▸ **SET TASK**: Find the word "your" in the material below and gather every line that contains it.

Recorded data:
** Start **

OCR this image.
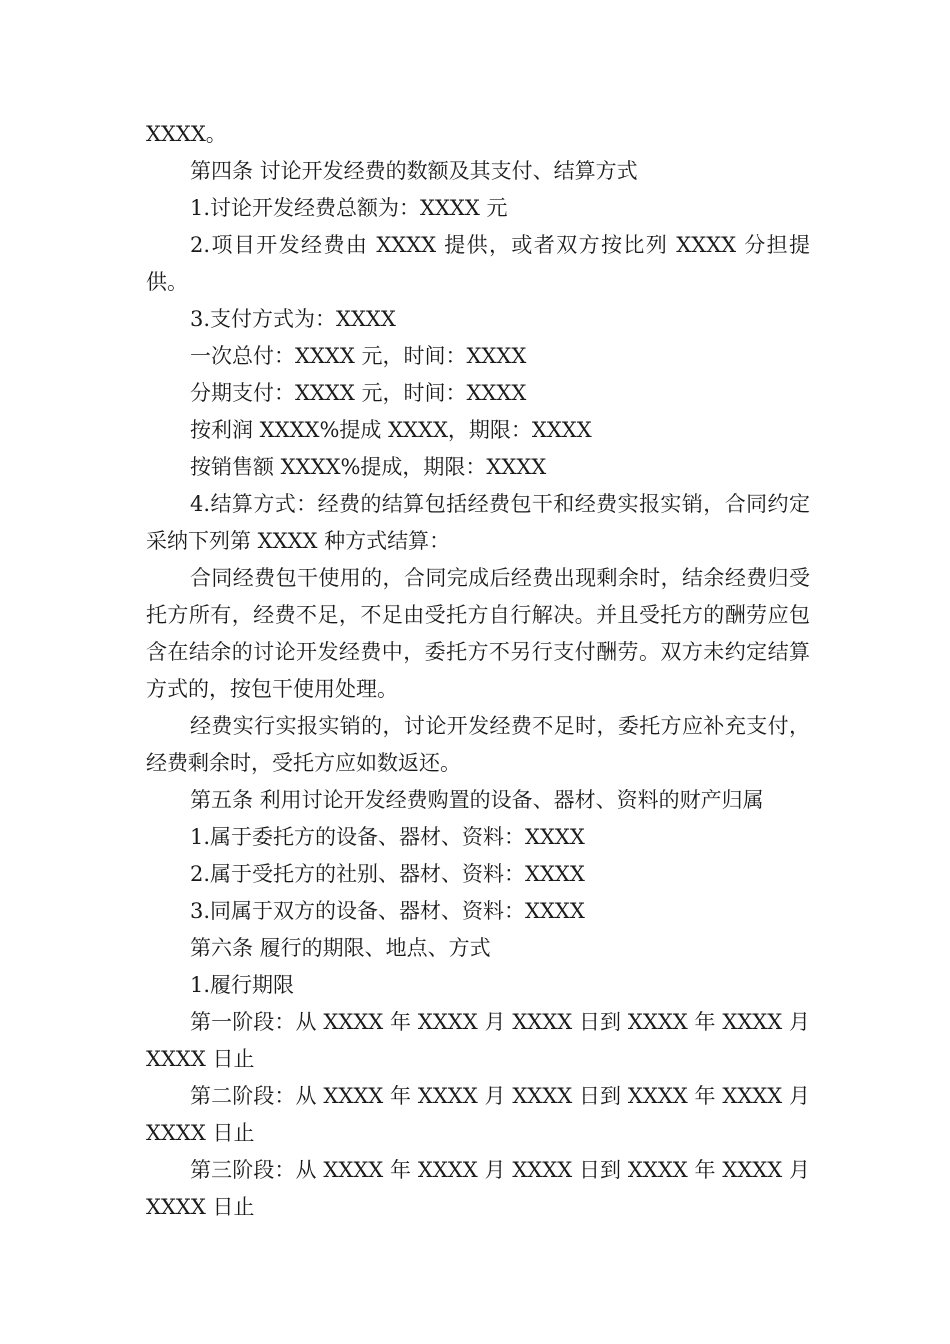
XXXX。

第四条 讨论开发经费的数额及其支付、结算方式

1.讨论开发经费总额为：XXXX 元

2.项目开发经费由 XXXX 提供，或者双方按比列 XXXX 分担提供。

3.支付方式为：XXXX

一次总付：XXXX 元，时间：XXXX

分期支付：XXXX 元，时间：XXXX

按利润 XXXX%提成 XXXX，期限：XXXX

按销售额 XXXX%提成，期限：XXXX

4.结算方式：经费的结算包括经费包干和经费实报实销，合同约定采纳下列第 XXXX 种方式结算：

合同经费包干使用的，合同完成后经费出现剩余时，结余经费归受托方所有，经费不足，不足由受托方自行解决。并且受托方的酬劳应包含在结余的讨论开发经费中，委托方不另行支付酬劳。双方未约定结算方式的，按包干使用处理。

经费实行实报实销的，讨论开发经费不足时，委托方应补充支付，经费剩余时，受托方应如数返还。

第五条 利用讨论开发经费购置的设备、器材、资料的财产归属

1.属于委托方的设备、器材、资料：XXXX

2.属于受托方的社别、器材、资料：XXXX

3.同属于双方的设备、器材、资料：XXXX

第六条 履行的期限、地点、方式

1.履行期限

第一阶段：从 XXXX 年 XXXX 月 XXXX 日到 XXXX 年 XXXX 月 XXXX 日止

第二阶段：从 XXXX 年 XXXX 月 XXXX 日到 XXXX 年 XXXX 月 XXXX 日止

第三阶段：从 XXXX 年 XXXX 月 XXXX 日到 XXXX 年 XXXX 月 XXXX 日止
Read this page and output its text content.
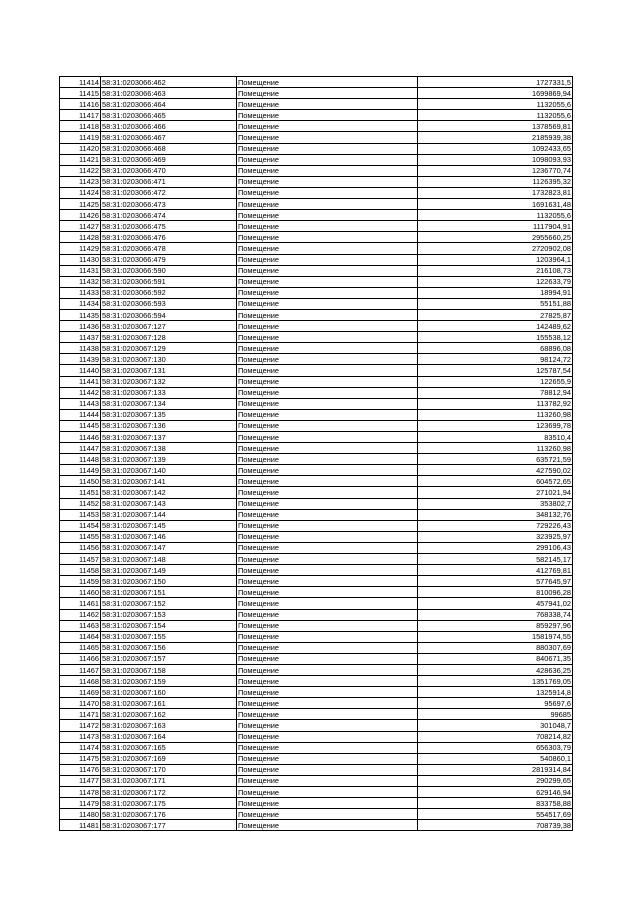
11414	58:31:0203066:462	Помещение	1727331,5
11415	58:31:0203066:463	Помещение	1699869,94
11416	58:31:0203066:464	Помещение	1132055,6
11417	58:31:0203066:465	Помещение	1132055,6
11418	58:31:0203066:466	Помещение	1378569,81
11419	58:31:0203066:467	Помещение	2185939,38
11420	58:31:0203066:468	Помещение	1092433,65
11421	58:31:0203066:469	Помещение	1098093,93
11422	58:31:0203066:470	Помещение	1236770,74
11423	58:31:0203066:471	Помещение	1126395,32
11424	58:31:0203066:472	Помещение	1732823,81
11425	58:31:0203066:473	Помещение	1691631,48
11426	58:31:0203066:474	Помещение	1132055,6
11427	58:31:0203066:475	Помещение	1117904,91
11428	58:31:0203066:476	Помещение	2955660,25
11429	58:31:0203066:478	Помещение	2720902,08
11430	58:31:0203066:479	Помещение	1203964,1
11431	58:31:0203066:590	Помещение	216108,73
11432	58:31:0203066:591	Помещение	122633,79
11433	58:31:0203066:592	Помещение	18994,91
11434	58:31:0203066:593	Помещение	55151,88
11435	58:31:0203066:594	Помещение	27825,87
11436	58:31:0203067:127	Помещение	142489,62
11437	58:31:0203067:128	Помещение	155538,12
11438	58:31:0203067:129	Помещение	68896,08
11439	58:31:0203067:130	Помещение	98124,72
11440	58:31:0203067:131	Помещение	125787,54
11441	58:31:0203067:132	Помещение	122655,9
11442	58:31:0203067:133	Помещение	78812,94
11443	58:31:0203067:134	Помещение	113782,92
11444	58:31:0203067:135	Помещение	113260,98
11445	58:31:0203067:136	Помещение	123699,78
11446	58:31:0203067:137	Помещение	83510,4
11447	58:31:0203067:138	Помещение	113260,98
11448	58:31:0203067:139	Помещение	635721,59
11449	58:31:0203067:140	Помещение	427590,02
11450	58:31:0203067:141	Помещение	604572,65
11451	58:31:0203067:142	Помещение	271021,94
11452	58:31:0203067:143	Помещение	353802,7
11453	58:31:0203067:144	Помещение	348132,76
11454	58:31:0203067:145	Помещение	729226,43
11455	58:31:0203067:146	Помещение	323925,97
11456	58:31:0203067:147	Помещение	299106,43
11457	58:31:0203067:148	Помещение	582145,17
11458	58:31:0203067:149	Помещение	412769,81
11459	58:31:0203067:150	Помещение	577645,97
11460	58:31:0203067:151	Помещение	810096,28
11461	58:31:0203067:152	Помещение	457941,02
11462	58:31:0203067:153	Помещение	768338,74
11463	58:31:0203067:154	Помещение	859297,96
11464	58:31:0203067:155	Помещение	1581974,55
11465	58:31:0203067:156	Помещение	880307,69
11466	58:31:0203067:157	Помещение	840671,35
11467	58:31:0203067:158	Помещение	428636,25
11468	58:31:0203067:159	Помещение	1351769,05
11469	58:31:0203067:160	Помещение	1325914,8
11470	58:31:0203067:161	Помещение	95697,6
11471	58:31:0203067:162	Помещение	99685
11472	58:31:0203067:163	Помещение	301048,7
11473	58:31:0203067:164	Помещение	708214,82
11474	58:31:0203067:165	Помещение	656303,79
11475	58:31:0203067:169	Помещение	540860,1
11476	58:31:0203067:170	Помещение	2819314,84
11477	58:31:0203067:171	Помещение	290299,65
11478	58:31:0203067:172	Помещение	629146,94
11479	58:31:0203067:175	Помещение	833758,88
11480	58:31:0203067:176	Помещение	554517,69
11481	58:31:0203067:177	Помещение	708739,38
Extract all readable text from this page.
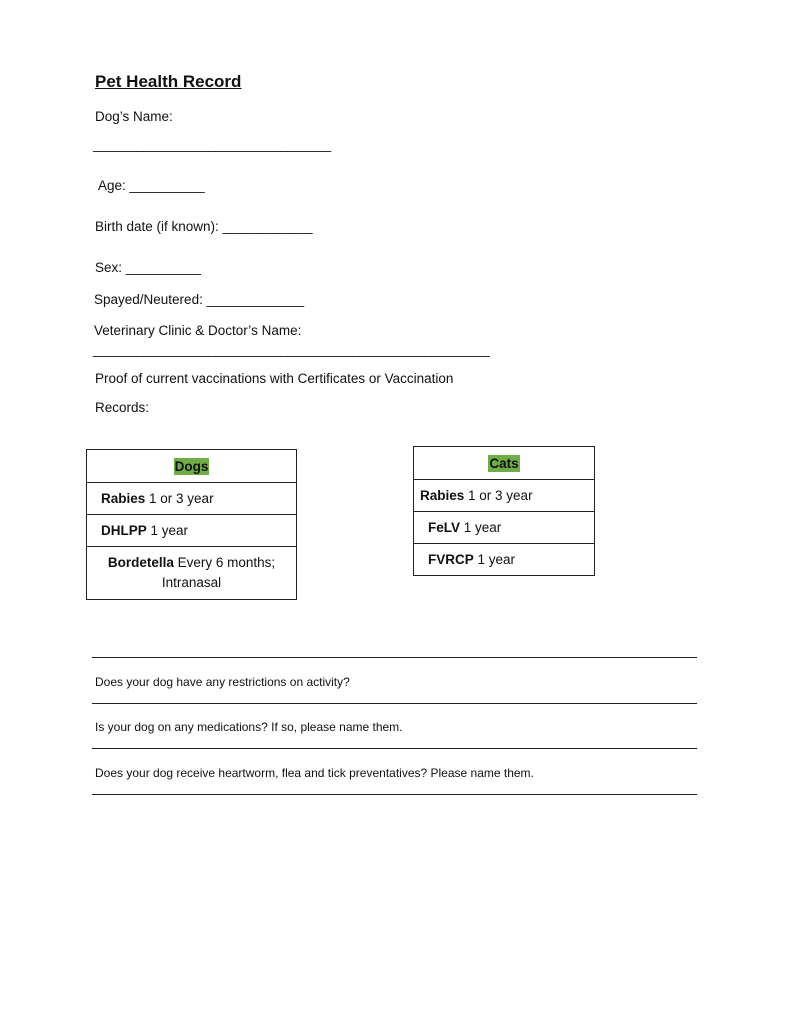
Pet Health Record
Dog’s Name:
_________________________________
Age: __________
Birth date (if known): ____________
Sex: __________
Spayed/Neutered: _____________
Veterinary Clinic & Doctor’s Name:
_______________________________________________________
Proof of current vaccinations with Certificates or Vaccination
Records:
Dogs
Rabies 1 or 3 year
DHLPP 1 year
Bordetella Every 6 months;
Intranasal
Cats
Rabies 1 or 3 year
FeLV 1 year
FVRCP 1 year
Does your dog have any restrictions on activity?
Is your dog on any medications? If so, please name them.
Does your dog receive heartworm, flea and tick preventatives? Please name them.
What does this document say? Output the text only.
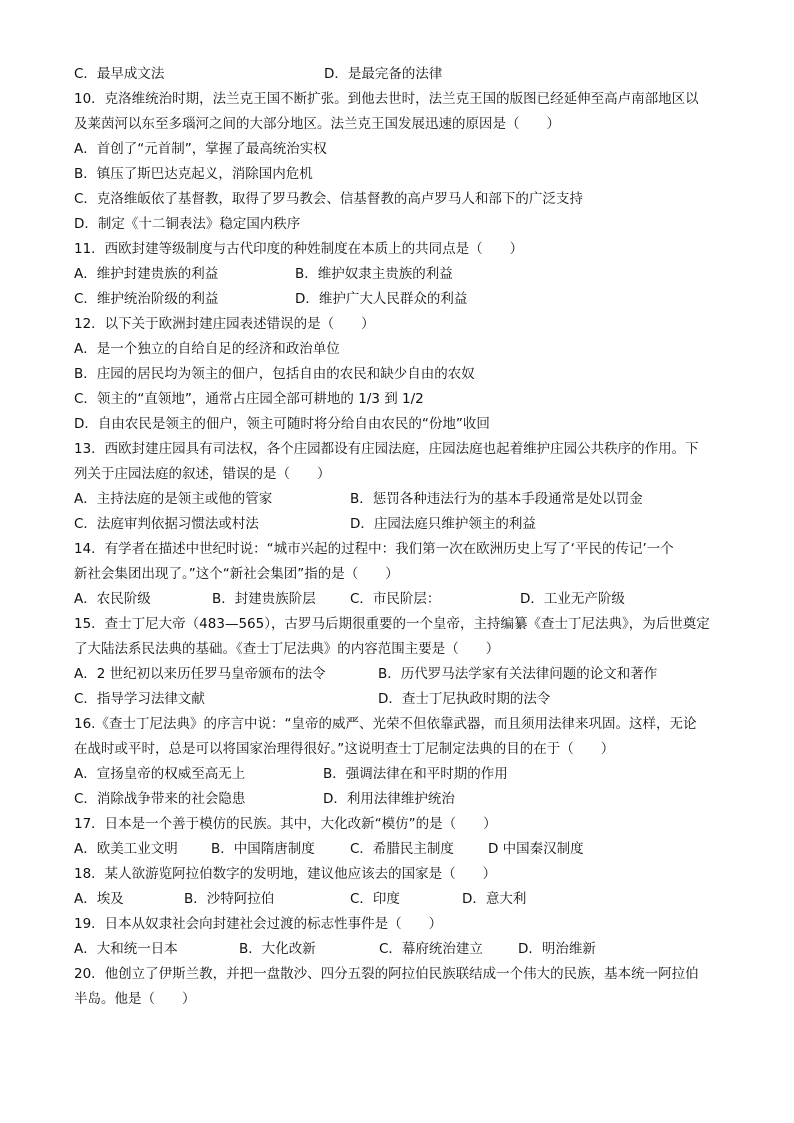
C．最早成文法	D．是最完备的法律
10．克洛维统治时期，法兰克王国不断扩张。到他去世时，法兰克王国的版图已经延伸至高卢南部地区以
及莱茵河以东至多瑙河之间的大部分地区。法兰克王国发展迅速的原因是（　　）
A．首创了“元首制”，掌握了最高统治实权
B．镇压了斯巴达克起义，消除国内危机
C．克洛维皈依了基督教，取得了罗马教会、信基督教的高卢罗马人和部下的广泛支持
D．制定《十二铜表法》稳定国内秩序
11．西欧封建等级制度与古代印度的种姓制度在本质上的共同点是（　　）
A．维护封建贵族的利益	B．维护奴隶主贵族的利益
C．维护统治阶级的利益	D．维护广大人民群众的利益
12．以下关于欧洲封建庄园表述错误的是（　　）
A．是一个独立的自给自足的经济和政治单位
B．庄园的居民均为领主的佃户，包括自由的农民和缺少自由的农奴
C．领主的“直领地”，通常占庄园全部可耕地的 1/3 到 1/2
D．自由农民是领主的佃户，领主可随时将分给自由农民的“份地”收回
13．西欧封建庄园具有司法权，各个庄园都设有庄园法庭，庄园法庭也起着维护庄园公共秩序的作用。下
列关于庄园法庭的叙述，错误的是（　　）
A．主持法庭的是领主或他的管家	B．惩罚各种违法行为的基本手段通常是处以罚金
C．法庭审判依据习惯法或村法	D．庄园法庭只维护领主的利益
14．有学者在描述中世纪时说：“城市兴起的过程中：我们第一次在欧洲历史上写了‘平民的传记’一个
新社会集团出现了。”这个“新社会集团”指的是（　　）
A．农民阶级	B．封建贵族阶层	C．市民阶层：	D．工业无产阶级
15．查士丁尼大帝（483—565），古罗马后期很重要的一个皇帝，主持编纂《查士丁尼法典》，为后世奠定
了大陆法系民法典的基础。《查士丁尼法典》的内容范围主要是（　　）
A．2 世纪初以来历任罗马皇帝颁布的法令	B．历代罗马法学家有关法律问题的论文和著作
C．指导学习法律文献	D．查士丁尼执政时期的法令
16.《查士丁尼法典》的序言中说：“皇帝的威严、光荣不但依靠武器，而且须用法律来巩固。这样，无论
在战时或平时，总是可以将国家治理得很好。”这说明查士丁尼制定法典的目的在于（　　）
A．宣扬皇帝的权威至高无上	B．强调法律在和平时期的作用
C．消除战争带来的社会隐患	D．利用法律维护统治
17．日本是一个善于模仿的民族。其中，大化改新“模仿”的是（　　）
A．欧美工业文明 B．中国隋唐制度	C．希腊民主制度	D 中国秦汉制度
18．某人欲游览阿拉伯数字的发明地，建议他应该去的国家是（　　）
A．埃及	B．沙特阿拉伯	C．印度	D．意大利
19．日本从奴隶社会向封建社会过渡的标志性事件是（　　）
A．大和统一日本	B．大化改新	C．幕府统治建立	D．明治维新
20．他创立了伊斯兰教，并把一盘散沙、四分五裂的阿拉伯民族联结成一个伟大的民族，基本统一阿拉伯
半岛。他是（　　）
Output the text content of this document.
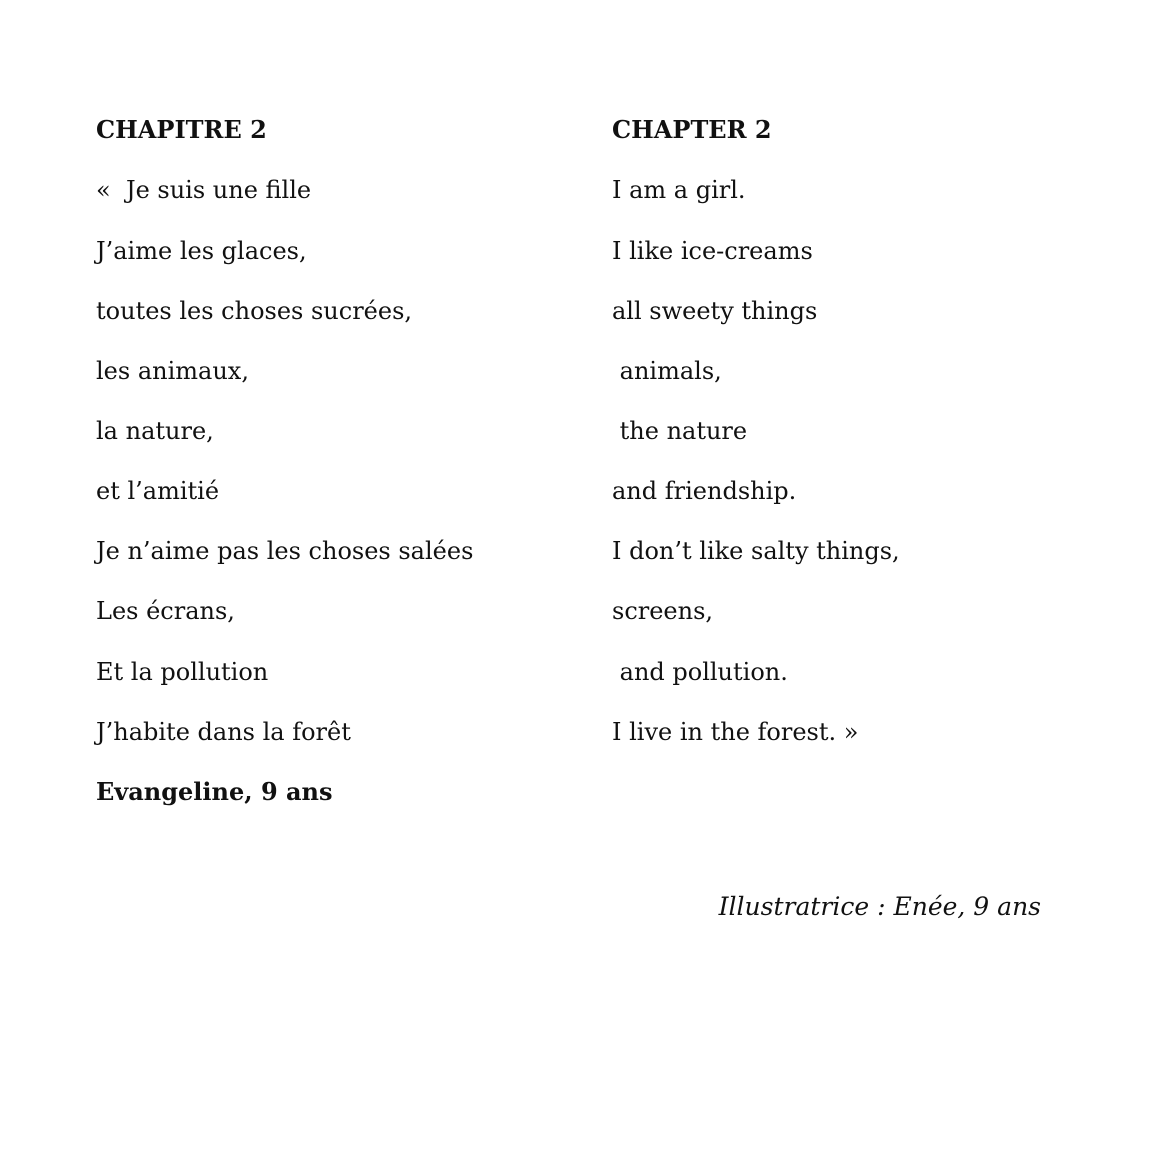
CHAPITRE 2
«  Je suis une fille
J’aime les glaces,
toutes les choses sucrées,
les animaux,
la nature,
et l’amitié
Je n’aime pas les choses salées
Les écrans,
Et la pollution
J’habite dans la forêt
Evangeline, 9 ans
CHAPTER 2
I am a girl.
I like ice-creams
all sweety things
animals,
the nature
and friendship.
I don’t like salty things,
screens,
and pollution.
I live in the forest. »
Illustratrice : Enée, 9 ans
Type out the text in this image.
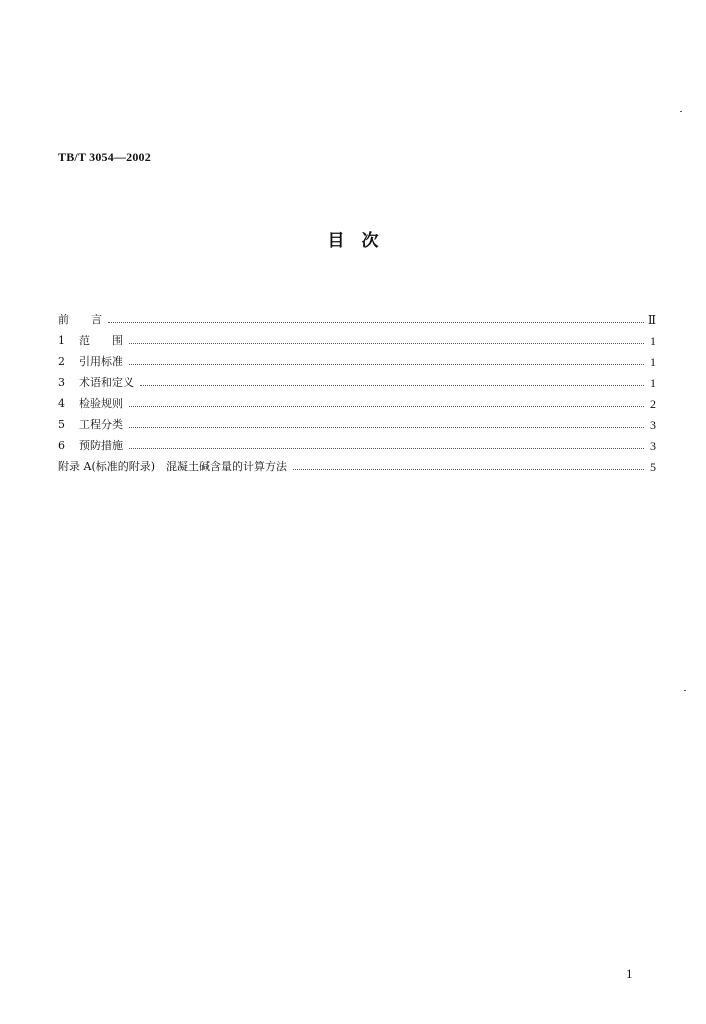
TB/T 3054—2002
目　次
前　　言	Ⅱ
1 范　　围	1
2 引用标准	1
3 术语和定义	1
4 检验规则	2
5 工程分类	3
6 预防措施	3
附录 A(标准的附录)　混凝土碱含量的计算方法	5
1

** End **

▸ **REPLY TO THE TASK**:
Does your dog have any restrictions on activity?
Is your dog on any medications? If so, please name them.
Does your dog receive heartworm, flea and tick preventatives? Please name them.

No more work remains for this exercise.